Entries from a dataset:
══════════

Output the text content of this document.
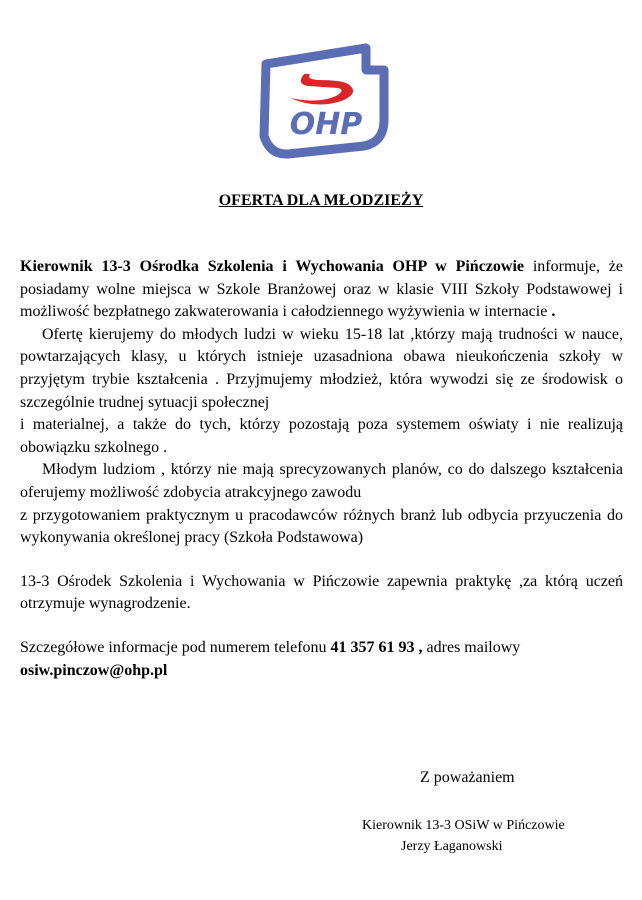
OHP
OFERTA DLA MŁODZIEŻY

Kierownik 13-3 Ośrodka Szkolenia i Wychowania OHP w Pińczowie informuje, że posiadamy wolne miejsca w Szkole Branżowej oraz w klasie VIII Szkoły Podstawowej i możliwość bezpłatnego zakwaterowania i całodziennego wyżywienia w internacie .

Ofertę kierujemy do młodych ludzi w wieku 15-18 lat ,którzy mają trudności w nauce, powtarzających klasy, u których istnieje uzasadniona obawa nieukończenia szkoły w przyjętym trybie kształcenia . Przyjmujemy młodzież, która wywodzi się ze środowisk o szczególnie trudnej sytuacji społecznej

i materialnej, a także do tych, którzy pozostają poza systemem oświaty i nie realizują obowiązku szkolnego .

Młodym ludziom , którzy nie mają sprecyzowanych planów, co do dalszego kształcenia oferujemy możliwość zdobycia atrakcyjnego zawodu

z przygotowaniem praktycznym u pracodawców różnych branż lub odbycia przyuczenia do wykonywania określonej pracy (Szkoła Podstawowa)

13-3 Ośrodek Szkolenia i Wychowania w Pińczowie zapewnia praktykę ,za którą uczeń otrzymuje wynagrodzenie.

Szczegółowe informacje pod numerem telefonu 41 357 61 93 , adres mailowy
osiw.pinczow@ohp.pl

Z poważaniem
Kierownik 13-3 OSiW w Pińczowie
Jerzy Łaganowski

══════════

> [Problem]:
In the copy, include no pictures; restate the listing above exactly.

> [Exercise result]:
Output the text content of this document.
OHP
OFERTA DLA MŁODZIEŻY

Kierownik 13-3 Ośrodka Szkolenia i Wychowania OHP w Pińczowie informuje, że posiadamy wolne miejsca w Szkole Branżowej oraz w klasie VIII Szkoły Podstawowej i możliwość bezpłatnego zakwaterowania i całodziennego wyżywienia w internacie .

Ofertę kierujemy do młodych ludzi w wieku 15-18 lat ,którzy mają trudności w nauce, powtarzających klasy, u których istnieje uzasadniona obawa nieukończenia szkoły w przyjętym trybie kształcenia . Przyjmujemy młodzież, która wywodzi się ze środowisk o szczególnie trudnej sytuacji społecznej

i materialnej, a także do tych, którzy pozostają poza systemem oświaty i nie realizują obowiązku szkolnego .

Młodym ludziom , którzy nie mają sprecyzowanych planów, co do dalszego kształcenia oferujemy możliwość zdobycia atrakcyjnego zawodu

z przygotowaniem praktycznym u pracodawców różnych branż lub odbycia przyuczenia do wykonywania określonej pracy (Szkoła Podstawowa)

13-3 Ośrodek Szkolenia i Wychowania w Pińczowie zapewnia praktykę ,za którą uczeń otrzymuje wynagrodzenie.

Szczegółowe informacje pod numerem telefonu 41 357 61 93 , adres mailowy
osiw.pinczow@ohp.pl

Z poważaniem
Kierownik 13-3 OSiW w Pińczowie
Jerzy Łaganowski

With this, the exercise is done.